**EXERCISE DESCRIPTION:** Using the material that follows, work out how many lines include the word "acqua". Your answer should be that number only.
*** Block opens ***
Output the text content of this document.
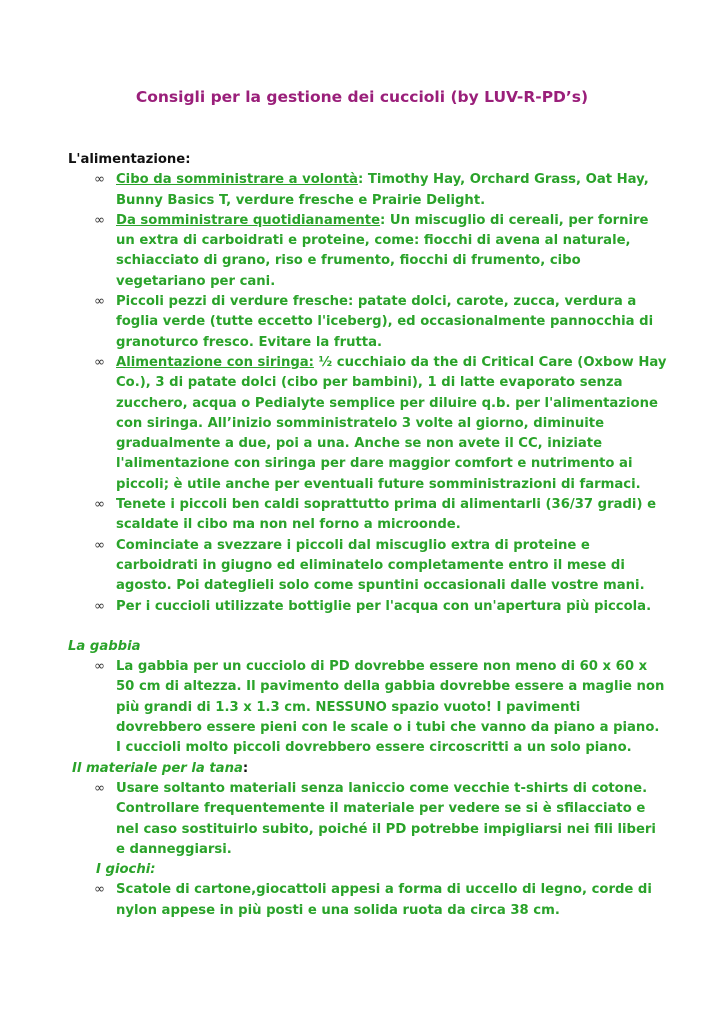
Consigli per la gestione dei cuccioli (by LUV-R-PD’s)
L'alimentazione:
∞ Cibo da somministrare a volontà: Timothy Hay, Orchard Grass, Oat Hay, Bunny Basics T, verdure fresche e Prairie Delight.
∞ Da somministrare quotidianamente: Un miscuglio di cereali, per fornire un extra di carboidrati e proteine, come: fiocchi di avena al naturale, schiacciato di grano, riso e frumento, fiocchi di frumento, cibo vegetariano per cani.
∞ Piccoli pezzi di verdure fresche: patate dolci, carote, zucca, verdura a foglia verde (tutte eccetto l'iceberg), ed occasionalmente pannocchia di granoturco fresco. Evitare la frutta.
∞ Alimentazione con siringa: ½ cucchiaio da the di Critical Care (Oxbow Hay Co.), 3 di patate dolci (cibo per bambini), 1 di latte evaporato senza zucchero, acqua o Pedialyte semplice per diluire q.b. per l'alimentazione con siringa. All’inizio somministratelo 3 volte al giorno, diminuite gradualmente a due, poi a una. Anche se non avete il CC, iniziate l'alimentazione con siringa per dare maggior comfort e nutrimento ai piccoli; è utile anche per eventuali future somministrazioni di farmaci.
∞ Tenete i piccoli ben caldi soprattutto prima di alimentarli (36/37 gradi) e scaldate il cibo ma non nel forno a microonde.
∞ Cominciate a svezzare i piccoli dal miscuglio extra di proteine e carboidrati in giugno ed eliminatelo completamente entro il mese di agosto. Poi dateglieli solo come spuntini occasionali dalle vostre mani.
∞ Per i cuccioli utilizzate bottiglie per l'acqua con un'apertura più piccola.
La gabbia
∞ La gabbia per un cucciolo di PD dovrebbe essere non meno di 60 x 60 x 50 cm di altezza. Il pavimento della gabbia dovrebbe essere a maglie non più grandi di 1.3 x 1.3 cm. NESSUNO spazio vuoto! I pavimenti dovrebbero essere pieni con le scale o i tubi che vanno da piano a piano. I cuccioli molto piccoli dovrebbero essere circoscritti a un solo piano.
Il materiale per la tana:
∞ Usare soltanto materiali senza laniccio come vecchie t-shirts di cotone. Controllare frequentemente il materiale per vedere se si è sfilacciato e nel caso sostituirlo subito, poiché il PD potrebbe impigliarsi nei fili liberi e danneggiarsi.
I giochi:
∞ Scatole di cartone,giocattoli appesi a forma di uccello di legno, corde di nylon appese in più posti e una solida ruota da circa 38 cm.
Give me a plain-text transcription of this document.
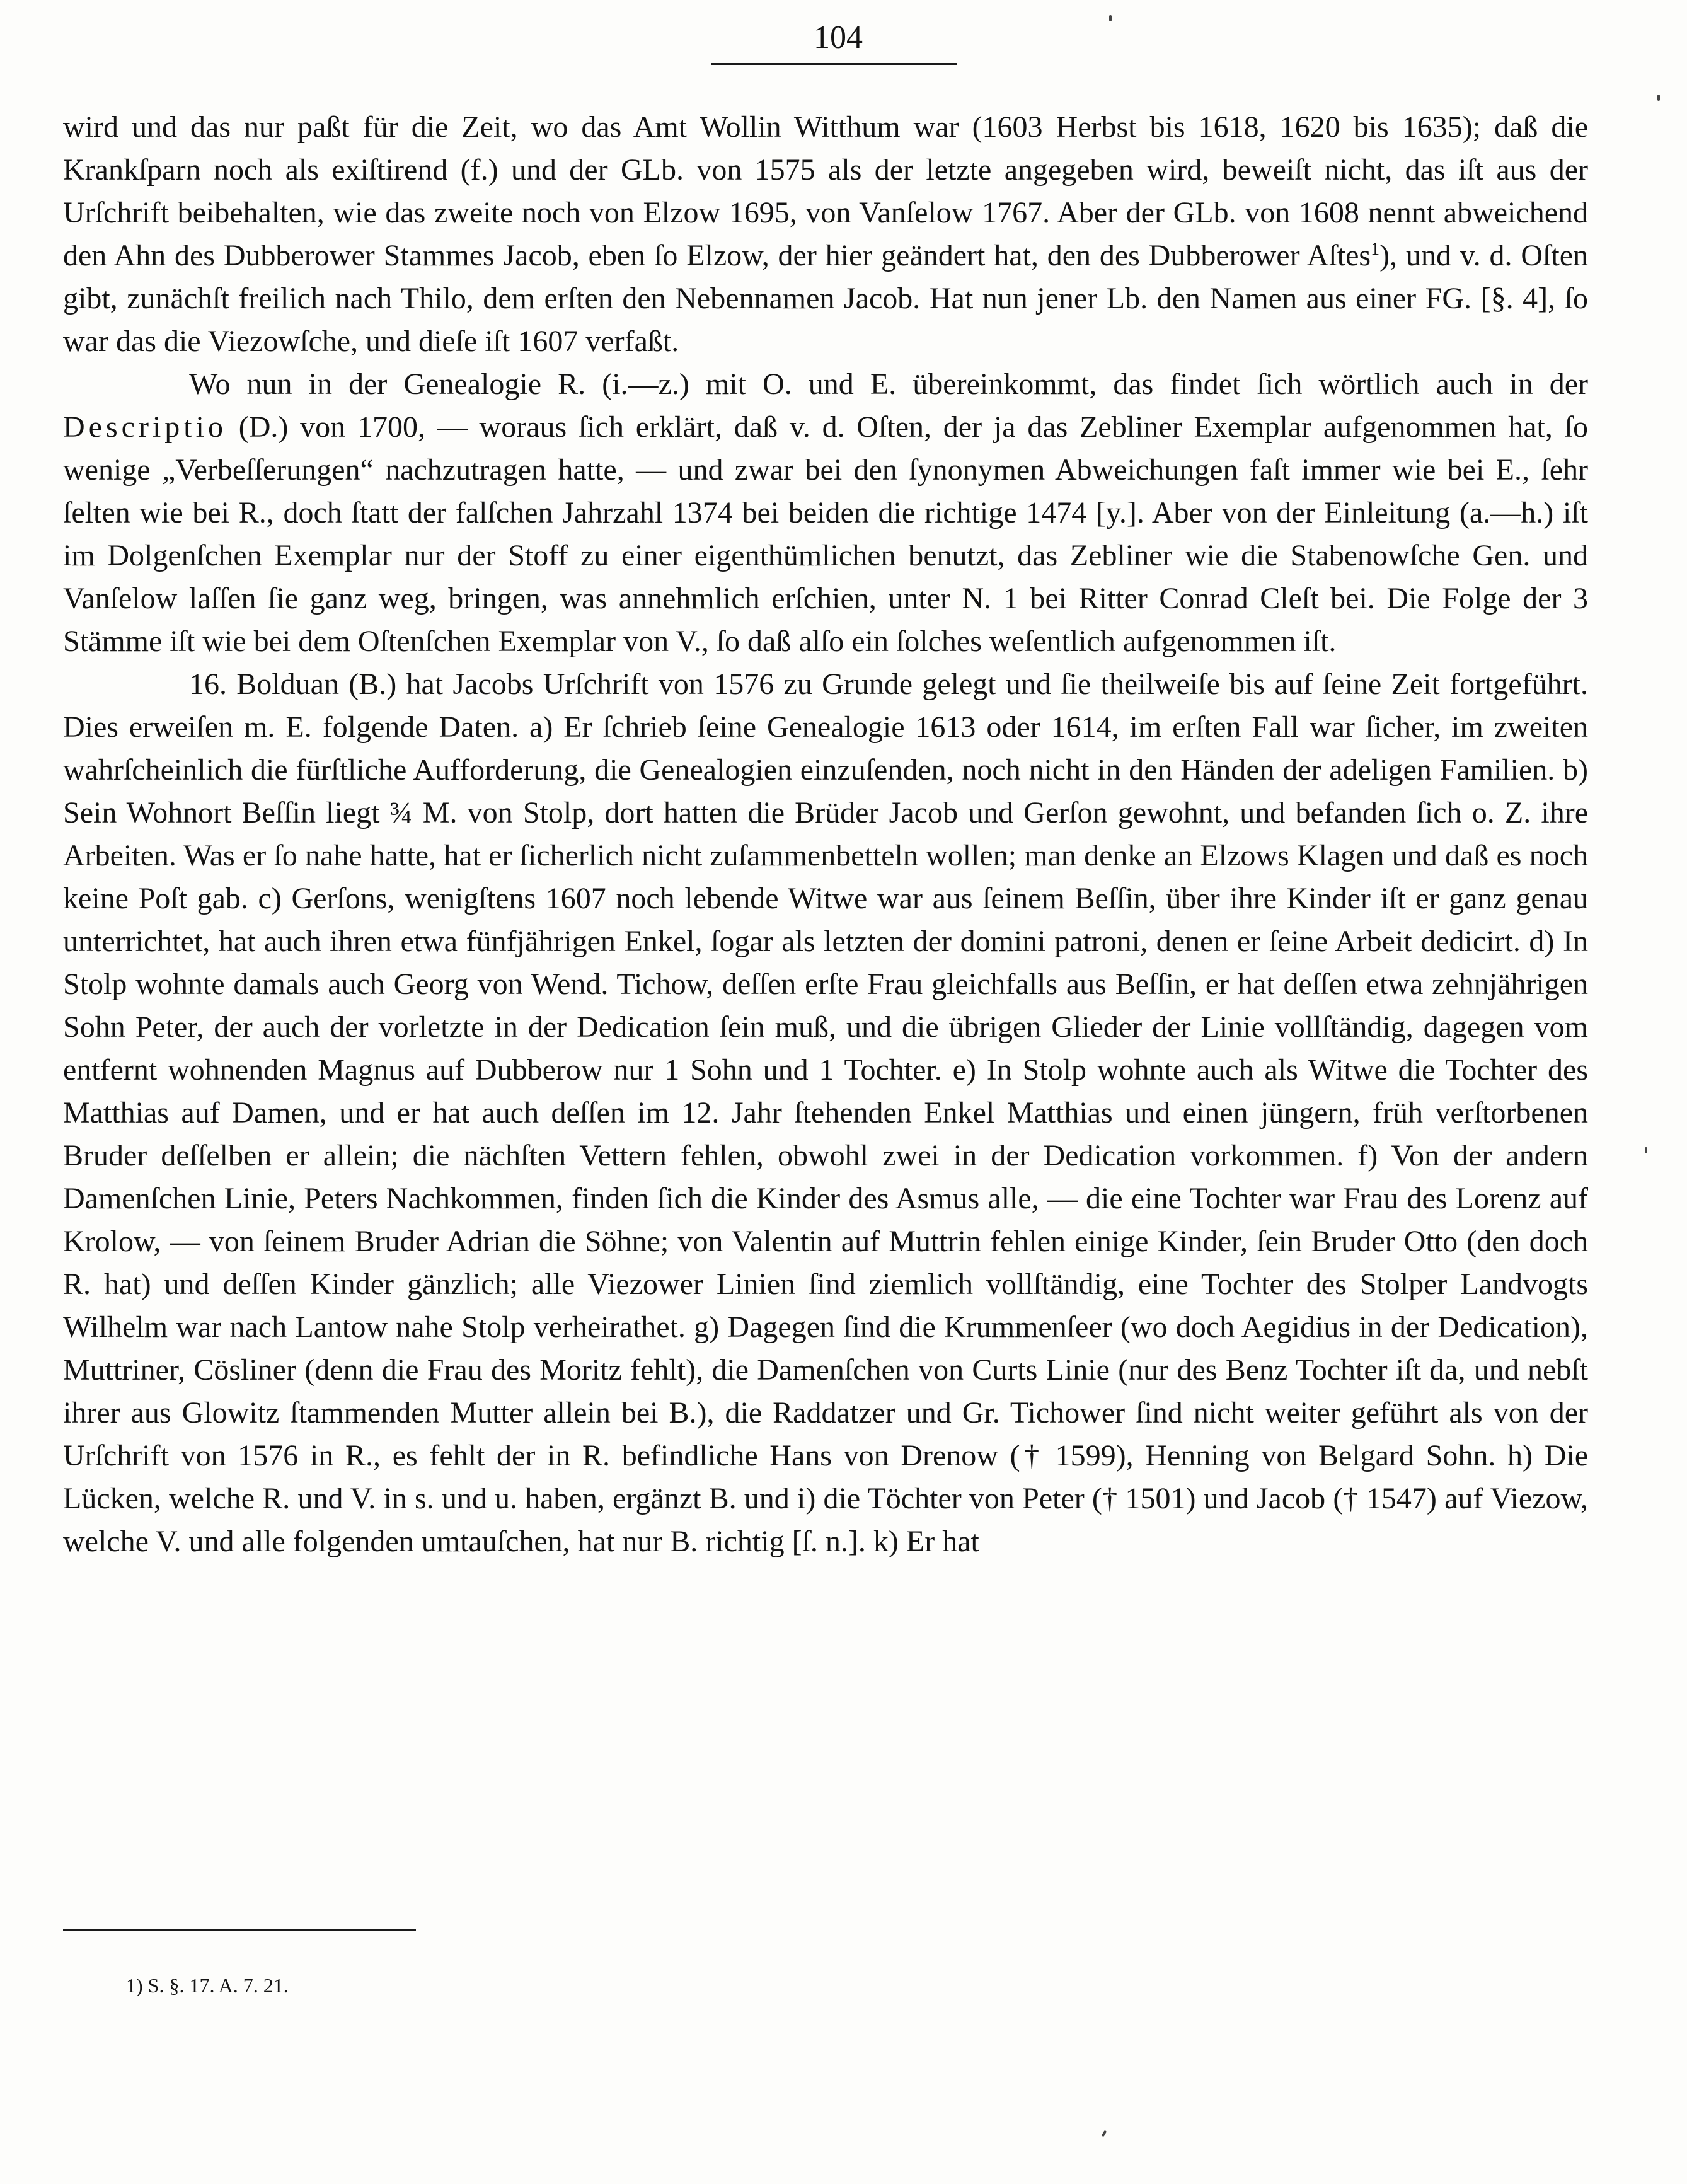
104

wird und das nur paßt für die Zeit, wo das Amt Wollin Witthum war (1603 Herbst bis 1618, 1620 bis 1635); daß die Krankſparn noch als exiſtirend (f.) und der GLb. von 1575 als der letzte angegeben wird, beweiſt nicht, das iſt aus der Urſchrift beibehalten, wie das zweite noch von Elzow 1695, von Vanſelow 1767. Aber der GLb. von 1608 nennt abweichend den Ahn des Dubberower Stammes Jacob, eben ſo Elzow, der hier geändert hat, den des Dubberower Aſtes$^1$), und v. d. Oſten gibt, zunächſt freilich nach Thilo, dem erſten den Nebennamen Jacob. Hat nun jener Lb. den Namen aus einer FG. [§. 4], ſo war das die Viezowſche, und dieſe iſt 1607 verfaßt.

Wo nun in der Genealogie R. (i.—z.) mit O. und E. übereinkommt, das findet ſich wörtlich auch in der Descriptio (D.) von 1700, — woraus ſich erklärt, daß v. d. Oſten, der ja das Zebliner Exemplar aufgenommen hat, ſo wenige „Verbeſſerungen“ nachzutragen hatte, — und zwar bei den ſynonymen Abweichungen faſt immer wie bei E., ſehr ſelten wie bei R., doch ſtatt der falſchen Jahrzahl 1374 bei beiden die richtige 1474 [y.]. Aber von der Einleitung (a.—h.) iſt im Dolgenſchen Exemplar nur der Stoff zu einer eigenthümlichen benutzt, das Zebliner wie die Stabenowſche Gen. und Vanſelow laſſen ſie ganz weg, bringen, was annehmlich erſchien, unter N. 1 bei Ritter Conrad Cleſt bei. Die Folge der 3 Stämme iſt wie bei dem Oſtenſchen Exemplar von V., ſo daß alſo ein ſolches weſentlich aufgenommen iſt.

16. Bolduan (B.) hat Jacobs Urſchrift von 1576 zu Grunde gelegt und ſie theilweiſe bis auf ſeine Zeit fortgeführt. Dies erweiſen m. E. folgende Daten. a) Er ſchrieb ſeine Genealogie 1613 oder 1614, im erſten Fall war ſicher, im zweiten wahrſcheinlich die fürſtliche Aufforderung, die Genealogien einzuſenden, noch nicht in den Händen der adeligen Familien. b) Sein Wohnort Beſſin liegt ¾ M. von Stolp, dort hatten die Brüder Jacob und Gerſon gewohnt, und befanden ſich o. Z. ihre Arbeiten. Was er ſo nahe hatte, hat er ſicherlich nicht zuſammenbetteln wollen; man denke an Elzows Klagen und daß es noch keine Poſt gab. c) Gerſons, wenigſtens 1607 noch lebende Witwe war aus ſeinem Beſſin, über ihre Kinder iſt er ganz genau unterrichtet, hat auch ihren etwa fünfjährigen Enkel, ſogar als letzten der domini patroni, denen er ſeine Arbeit dedicirt. d) In Stolp wohnte damals auch Georg von Wend. Tichow, deſſen erſte Frau gleichfalls aus Beſſin, er hat deſſen etwa zehnjährigen Sohn Peter, der auch der vorletzte in der Dedication ſein muß, und die übrigen Glieder der Linie vollſtändig, dagegen vom entfernt wohnenden Magnus auf Dubberow nur 1 Sohn und 1 Tochter. e) In Stolp wohnte auch als Witwe die Tochter des Matthias auf Damen, und er hat auch deſſen im 12. Jahr ſtehenden Enkel Matthias und einen jüngern, früh verſtorbenen Bruder deſſelben er allein; die nächſten Vettern fehlen, obwohl zwei in der Dedication vorkommen. f) Von der andern Damenſchen Linie, Peters Nachkommen, finden ſich die Kinder des Asmus alle, — die eine Tochter war Frau des Lorenz auf Krolow, — von ſeinem Bruder Adrian die Söhne; von Valentin auf Muttrin fehlen einige Kinder, ſein Bruder Otto (den doch R. hat) und deſſen Kinder gänzlich; alle Viezower Linien ſind ziemlich vollſtändig, eine Tochter des Stolper Landvogts Wilhelm war nach Lantow nahe Stolp verheirathet. g) Dagegen ſind die Krummenſeer (wo doch Aegidius in der Dedication), Muttriner, Cösliner (denn die Frau des Moritz fehlt), die Damenſchen von Curts Linie (nur des Benz Tochter iſt da, und nebſt ihrer aus Glowitz ſtammenden Mutter allein bei B.), die Raddatzer und Gr. Tichower ſind nicht weiter geführt als von der Urſchrift von 1576 in R., es fehlt der in R. befindliche Hans von Drenow († 1599), Henning von Belgard Sohn. h) Die Lücken, welche R. und V. in s. und u. haben, ergänzt B. und i) die Töchter von Peter († 1501) und Jacob († 1547) auf Viezow, welche V. und alle folgenden umtauſchen, hat nur B. richtig [ſ. n.]. k) Er hat

1) S. §. 17. A. 7. 21.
*** Block closes ***
**SOLUTION FOR THIS TASK:** 2